▶ **Extracted records**
========================================

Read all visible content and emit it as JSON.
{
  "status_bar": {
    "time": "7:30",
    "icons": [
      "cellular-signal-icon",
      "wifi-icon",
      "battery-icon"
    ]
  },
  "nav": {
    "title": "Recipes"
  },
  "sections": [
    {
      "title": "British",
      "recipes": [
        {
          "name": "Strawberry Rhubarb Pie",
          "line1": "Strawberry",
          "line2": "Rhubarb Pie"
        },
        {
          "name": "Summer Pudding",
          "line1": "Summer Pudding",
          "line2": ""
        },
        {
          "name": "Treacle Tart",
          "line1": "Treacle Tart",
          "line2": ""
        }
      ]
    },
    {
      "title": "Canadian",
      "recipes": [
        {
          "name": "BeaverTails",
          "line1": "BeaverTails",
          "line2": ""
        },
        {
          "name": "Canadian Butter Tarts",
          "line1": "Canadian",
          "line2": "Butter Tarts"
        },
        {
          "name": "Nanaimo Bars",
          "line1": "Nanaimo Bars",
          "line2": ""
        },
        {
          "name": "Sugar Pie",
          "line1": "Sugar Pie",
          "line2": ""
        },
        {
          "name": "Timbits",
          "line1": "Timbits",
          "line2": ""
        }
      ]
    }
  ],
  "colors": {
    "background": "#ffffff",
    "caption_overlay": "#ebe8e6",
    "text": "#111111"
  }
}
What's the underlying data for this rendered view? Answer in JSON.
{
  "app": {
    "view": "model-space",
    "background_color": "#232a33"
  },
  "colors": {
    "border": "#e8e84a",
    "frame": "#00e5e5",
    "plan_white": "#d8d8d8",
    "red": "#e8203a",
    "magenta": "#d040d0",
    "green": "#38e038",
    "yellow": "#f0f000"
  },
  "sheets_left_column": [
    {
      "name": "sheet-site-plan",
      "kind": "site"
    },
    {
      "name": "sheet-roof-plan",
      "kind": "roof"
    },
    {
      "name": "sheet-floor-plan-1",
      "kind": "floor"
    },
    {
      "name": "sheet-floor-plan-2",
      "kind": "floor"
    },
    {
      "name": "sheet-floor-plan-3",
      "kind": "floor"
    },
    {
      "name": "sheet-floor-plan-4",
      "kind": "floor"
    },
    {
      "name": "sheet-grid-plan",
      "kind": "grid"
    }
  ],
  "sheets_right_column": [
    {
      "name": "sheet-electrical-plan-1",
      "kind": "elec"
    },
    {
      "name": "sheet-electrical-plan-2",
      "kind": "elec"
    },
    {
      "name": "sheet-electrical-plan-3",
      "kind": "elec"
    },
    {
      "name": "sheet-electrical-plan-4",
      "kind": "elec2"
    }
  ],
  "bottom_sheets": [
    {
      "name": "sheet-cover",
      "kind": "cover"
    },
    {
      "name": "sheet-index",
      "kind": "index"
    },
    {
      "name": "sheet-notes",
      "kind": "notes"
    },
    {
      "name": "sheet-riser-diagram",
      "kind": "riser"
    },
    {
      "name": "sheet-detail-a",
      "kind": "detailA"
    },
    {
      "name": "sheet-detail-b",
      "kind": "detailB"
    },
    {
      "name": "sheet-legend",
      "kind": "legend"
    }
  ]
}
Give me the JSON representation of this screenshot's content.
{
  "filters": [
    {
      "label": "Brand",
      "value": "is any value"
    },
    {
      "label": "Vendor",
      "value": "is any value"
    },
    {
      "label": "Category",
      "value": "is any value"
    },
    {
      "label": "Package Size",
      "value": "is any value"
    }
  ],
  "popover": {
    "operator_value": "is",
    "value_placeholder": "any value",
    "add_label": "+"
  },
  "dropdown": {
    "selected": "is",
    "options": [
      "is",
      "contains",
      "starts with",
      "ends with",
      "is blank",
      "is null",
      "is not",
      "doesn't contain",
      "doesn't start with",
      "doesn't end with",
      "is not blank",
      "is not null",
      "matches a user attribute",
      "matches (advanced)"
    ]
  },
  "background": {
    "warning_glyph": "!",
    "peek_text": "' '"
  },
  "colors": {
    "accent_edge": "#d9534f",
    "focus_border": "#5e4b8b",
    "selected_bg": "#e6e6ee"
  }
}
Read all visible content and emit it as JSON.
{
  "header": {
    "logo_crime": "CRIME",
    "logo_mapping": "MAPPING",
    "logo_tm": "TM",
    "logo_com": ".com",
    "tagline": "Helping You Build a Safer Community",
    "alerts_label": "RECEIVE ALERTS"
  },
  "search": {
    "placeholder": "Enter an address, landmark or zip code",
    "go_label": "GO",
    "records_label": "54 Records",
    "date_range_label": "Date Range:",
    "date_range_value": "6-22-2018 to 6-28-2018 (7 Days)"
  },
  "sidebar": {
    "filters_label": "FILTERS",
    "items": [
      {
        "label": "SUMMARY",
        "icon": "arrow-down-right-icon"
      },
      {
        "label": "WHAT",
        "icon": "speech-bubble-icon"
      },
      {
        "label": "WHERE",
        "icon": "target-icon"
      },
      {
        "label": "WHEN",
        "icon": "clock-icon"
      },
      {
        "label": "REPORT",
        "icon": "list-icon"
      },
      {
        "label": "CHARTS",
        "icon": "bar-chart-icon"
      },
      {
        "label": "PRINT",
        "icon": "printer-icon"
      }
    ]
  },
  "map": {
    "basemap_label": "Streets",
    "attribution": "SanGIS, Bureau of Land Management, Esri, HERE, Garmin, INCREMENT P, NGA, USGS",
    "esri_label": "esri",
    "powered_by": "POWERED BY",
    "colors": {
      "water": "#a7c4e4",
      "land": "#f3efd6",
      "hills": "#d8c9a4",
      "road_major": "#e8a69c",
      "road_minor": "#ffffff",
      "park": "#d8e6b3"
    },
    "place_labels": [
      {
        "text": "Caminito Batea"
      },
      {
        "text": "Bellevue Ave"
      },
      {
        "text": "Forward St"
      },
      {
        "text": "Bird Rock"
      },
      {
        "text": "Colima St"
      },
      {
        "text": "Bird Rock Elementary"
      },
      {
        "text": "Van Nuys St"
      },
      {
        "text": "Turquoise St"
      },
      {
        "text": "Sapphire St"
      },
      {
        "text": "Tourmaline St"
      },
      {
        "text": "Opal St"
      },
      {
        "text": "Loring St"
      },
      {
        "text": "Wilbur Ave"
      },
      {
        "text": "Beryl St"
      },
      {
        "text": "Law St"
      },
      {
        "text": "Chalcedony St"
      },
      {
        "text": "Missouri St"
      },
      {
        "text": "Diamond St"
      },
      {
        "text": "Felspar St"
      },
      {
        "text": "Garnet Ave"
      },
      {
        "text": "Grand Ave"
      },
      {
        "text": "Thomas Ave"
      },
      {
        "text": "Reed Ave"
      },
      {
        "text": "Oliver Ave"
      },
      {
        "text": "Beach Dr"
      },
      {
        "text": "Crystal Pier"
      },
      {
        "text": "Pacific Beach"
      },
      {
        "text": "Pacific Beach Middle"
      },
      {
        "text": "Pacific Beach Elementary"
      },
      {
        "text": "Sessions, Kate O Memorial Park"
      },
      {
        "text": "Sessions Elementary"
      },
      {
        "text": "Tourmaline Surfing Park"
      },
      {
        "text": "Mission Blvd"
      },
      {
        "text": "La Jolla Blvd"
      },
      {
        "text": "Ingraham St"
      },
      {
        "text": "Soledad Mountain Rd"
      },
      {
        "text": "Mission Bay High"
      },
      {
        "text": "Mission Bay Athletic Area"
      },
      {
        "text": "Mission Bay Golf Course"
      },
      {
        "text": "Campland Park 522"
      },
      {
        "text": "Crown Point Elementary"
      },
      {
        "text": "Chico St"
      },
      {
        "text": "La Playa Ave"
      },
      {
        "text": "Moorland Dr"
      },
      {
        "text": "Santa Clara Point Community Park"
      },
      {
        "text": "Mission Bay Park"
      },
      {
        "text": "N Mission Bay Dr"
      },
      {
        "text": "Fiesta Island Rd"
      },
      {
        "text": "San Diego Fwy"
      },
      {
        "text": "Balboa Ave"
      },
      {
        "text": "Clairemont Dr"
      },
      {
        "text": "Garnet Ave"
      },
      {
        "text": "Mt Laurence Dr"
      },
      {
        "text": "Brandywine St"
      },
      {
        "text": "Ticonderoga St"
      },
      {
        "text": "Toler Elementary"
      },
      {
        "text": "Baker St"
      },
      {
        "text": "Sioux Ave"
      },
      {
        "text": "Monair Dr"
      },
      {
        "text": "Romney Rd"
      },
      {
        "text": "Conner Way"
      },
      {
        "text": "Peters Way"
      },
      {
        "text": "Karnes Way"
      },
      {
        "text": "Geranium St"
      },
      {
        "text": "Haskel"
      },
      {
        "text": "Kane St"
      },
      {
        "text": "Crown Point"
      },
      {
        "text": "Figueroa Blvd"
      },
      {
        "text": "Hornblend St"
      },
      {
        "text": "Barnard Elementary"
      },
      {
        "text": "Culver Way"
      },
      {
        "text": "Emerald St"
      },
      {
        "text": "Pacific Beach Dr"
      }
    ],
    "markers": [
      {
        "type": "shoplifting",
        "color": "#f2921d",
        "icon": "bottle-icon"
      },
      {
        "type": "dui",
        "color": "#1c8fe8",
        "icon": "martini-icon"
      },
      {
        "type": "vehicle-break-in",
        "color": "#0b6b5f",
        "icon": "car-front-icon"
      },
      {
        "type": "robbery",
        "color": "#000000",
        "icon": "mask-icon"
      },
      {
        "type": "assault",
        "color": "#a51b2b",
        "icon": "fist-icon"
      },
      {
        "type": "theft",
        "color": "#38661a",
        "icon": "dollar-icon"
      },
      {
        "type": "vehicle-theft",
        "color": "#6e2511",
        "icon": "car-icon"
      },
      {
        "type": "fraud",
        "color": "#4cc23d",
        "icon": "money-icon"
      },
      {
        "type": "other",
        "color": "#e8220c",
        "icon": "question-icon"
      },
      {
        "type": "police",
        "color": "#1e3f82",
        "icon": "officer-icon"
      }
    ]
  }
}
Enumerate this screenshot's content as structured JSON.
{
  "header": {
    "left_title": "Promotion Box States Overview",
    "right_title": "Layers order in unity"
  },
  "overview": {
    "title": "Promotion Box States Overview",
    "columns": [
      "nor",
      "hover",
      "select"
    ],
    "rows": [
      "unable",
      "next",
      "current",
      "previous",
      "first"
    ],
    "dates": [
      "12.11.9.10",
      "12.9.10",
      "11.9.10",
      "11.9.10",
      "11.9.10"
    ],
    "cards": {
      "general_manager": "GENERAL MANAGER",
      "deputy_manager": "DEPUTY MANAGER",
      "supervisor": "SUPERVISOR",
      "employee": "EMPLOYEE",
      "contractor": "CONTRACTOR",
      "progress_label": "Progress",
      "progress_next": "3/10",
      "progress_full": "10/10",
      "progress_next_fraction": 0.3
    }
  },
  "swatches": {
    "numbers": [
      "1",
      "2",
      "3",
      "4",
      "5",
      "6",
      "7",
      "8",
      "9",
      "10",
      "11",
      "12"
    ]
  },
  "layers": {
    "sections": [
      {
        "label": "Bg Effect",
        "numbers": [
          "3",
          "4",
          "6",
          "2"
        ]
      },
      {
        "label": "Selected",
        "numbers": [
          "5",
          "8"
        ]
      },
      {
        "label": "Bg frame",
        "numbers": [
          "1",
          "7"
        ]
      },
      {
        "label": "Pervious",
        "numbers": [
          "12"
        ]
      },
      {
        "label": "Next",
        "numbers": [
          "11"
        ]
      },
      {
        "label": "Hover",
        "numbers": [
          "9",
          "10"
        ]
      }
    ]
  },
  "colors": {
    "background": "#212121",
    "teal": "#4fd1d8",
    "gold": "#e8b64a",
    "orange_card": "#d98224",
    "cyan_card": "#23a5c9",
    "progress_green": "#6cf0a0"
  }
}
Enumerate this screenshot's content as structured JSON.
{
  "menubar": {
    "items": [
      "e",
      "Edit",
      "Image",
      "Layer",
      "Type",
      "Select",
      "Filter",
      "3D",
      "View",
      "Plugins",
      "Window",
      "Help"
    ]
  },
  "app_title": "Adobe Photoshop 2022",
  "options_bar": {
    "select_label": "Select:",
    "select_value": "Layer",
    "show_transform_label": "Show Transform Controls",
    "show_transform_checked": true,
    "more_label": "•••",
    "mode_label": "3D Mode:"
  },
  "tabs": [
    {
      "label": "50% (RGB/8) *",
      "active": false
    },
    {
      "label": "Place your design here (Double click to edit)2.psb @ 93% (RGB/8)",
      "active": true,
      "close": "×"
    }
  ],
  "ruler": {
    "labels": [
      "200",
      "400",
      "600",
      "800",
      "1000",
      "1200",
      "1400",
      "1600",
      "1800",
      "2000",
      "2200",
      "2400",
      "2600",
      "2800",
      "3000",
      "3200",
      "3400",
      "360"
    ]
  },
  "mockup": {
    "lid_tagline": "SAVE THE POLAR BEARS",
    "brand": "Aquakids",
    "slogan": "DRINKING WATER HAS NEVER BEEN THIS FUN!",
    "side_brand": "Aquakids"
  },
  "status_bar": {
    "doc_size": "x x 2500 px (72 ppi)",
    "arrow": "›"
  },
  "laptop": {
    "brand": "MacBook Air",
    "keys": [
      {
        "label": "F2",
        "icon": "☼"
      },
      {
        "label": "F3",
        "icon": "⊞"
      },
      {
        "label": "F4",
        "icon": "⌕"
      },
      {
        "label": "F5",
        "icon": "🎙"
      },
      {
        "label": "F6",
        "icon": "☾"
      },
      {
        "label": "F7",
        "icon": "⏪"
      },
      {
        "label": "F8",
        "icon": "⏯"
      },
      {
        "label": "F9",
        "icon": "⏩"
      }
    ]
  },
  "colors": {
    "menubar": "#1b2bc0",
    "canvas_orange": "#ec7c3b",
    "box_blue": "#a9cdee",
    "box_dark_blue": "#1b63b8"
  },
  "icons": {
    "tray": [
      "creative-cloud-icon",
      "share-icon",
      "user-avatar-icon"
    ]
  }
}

========================================

Check each line of the records for the word "doesn", and show the lines that contain it.

      "doesn't contain",
      "doesn't start with",
      "doesn't end with",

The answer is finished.